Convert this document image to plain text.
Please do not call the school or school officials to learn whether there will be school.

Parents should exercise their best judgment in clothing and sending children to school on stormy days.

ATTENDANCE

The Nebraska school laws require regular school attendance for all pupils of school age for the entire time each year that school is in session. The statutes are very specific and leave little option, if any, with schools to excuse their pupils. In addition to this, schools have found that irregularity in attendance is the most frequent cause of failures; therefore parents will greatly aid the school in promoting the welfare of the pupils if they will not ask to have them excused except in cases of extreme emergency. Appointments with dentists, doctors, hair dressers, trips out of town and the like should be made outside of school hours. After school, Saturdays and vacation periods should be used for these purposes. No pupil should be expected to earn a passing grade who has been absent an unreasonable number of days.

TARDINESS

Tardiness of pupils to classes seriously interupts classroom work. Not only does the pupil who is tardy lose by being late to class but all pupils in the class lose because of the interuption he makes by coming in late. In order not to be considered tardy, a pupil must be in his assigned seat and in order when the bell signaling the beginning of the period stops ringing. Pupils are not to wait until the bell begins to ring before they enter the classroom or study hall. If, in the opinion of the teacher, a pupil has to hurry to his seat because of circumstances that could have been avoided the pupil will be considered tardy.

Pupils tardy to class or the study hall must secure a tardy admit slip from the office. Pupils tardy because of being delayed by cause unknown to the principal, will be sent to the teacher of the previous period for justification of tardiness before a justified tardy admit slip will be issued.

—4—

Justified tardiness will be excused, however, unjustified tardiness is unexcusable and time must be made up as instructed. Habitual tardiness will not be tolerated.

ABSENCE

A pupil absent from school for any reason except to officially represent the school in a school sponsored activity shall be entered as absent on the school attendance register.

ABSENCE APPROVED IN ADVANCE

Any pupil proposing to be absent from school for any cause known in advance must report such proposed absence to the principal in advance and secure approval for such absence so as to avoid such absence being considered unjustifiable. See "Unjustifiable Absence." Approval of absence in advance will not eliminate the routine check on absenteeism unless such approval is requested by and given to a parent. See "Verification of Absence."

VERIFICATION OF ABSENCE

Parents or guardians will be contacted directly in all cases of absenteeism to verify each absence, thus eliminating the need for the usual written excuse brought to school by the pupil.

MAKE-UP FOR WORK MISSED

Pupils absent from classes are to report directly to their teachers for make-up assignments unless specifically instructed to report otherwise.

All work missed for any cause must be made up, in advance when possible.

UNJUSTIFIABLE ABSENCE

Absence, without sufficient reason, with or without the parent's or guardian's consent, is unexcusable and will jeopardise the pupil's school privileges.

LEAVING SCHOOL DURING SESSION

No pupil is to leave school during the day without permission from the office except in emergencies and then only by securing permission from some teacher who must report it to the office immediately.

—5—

→ **WHAT TO WORK ON**
Gather from the entries above all lines that include the string "unexcusable".

→ **PROBLEM SOLUTION**
Justified tardiness will be excused, however, unjustified tardiness is unexcusable and time must be made up as instructed. Habitual tardiness will not be tolerated.
Absence, without sufficient reason, with or without the parent's or guardian's consent, is unexcusable and will jeopardise the pupil's school privileges.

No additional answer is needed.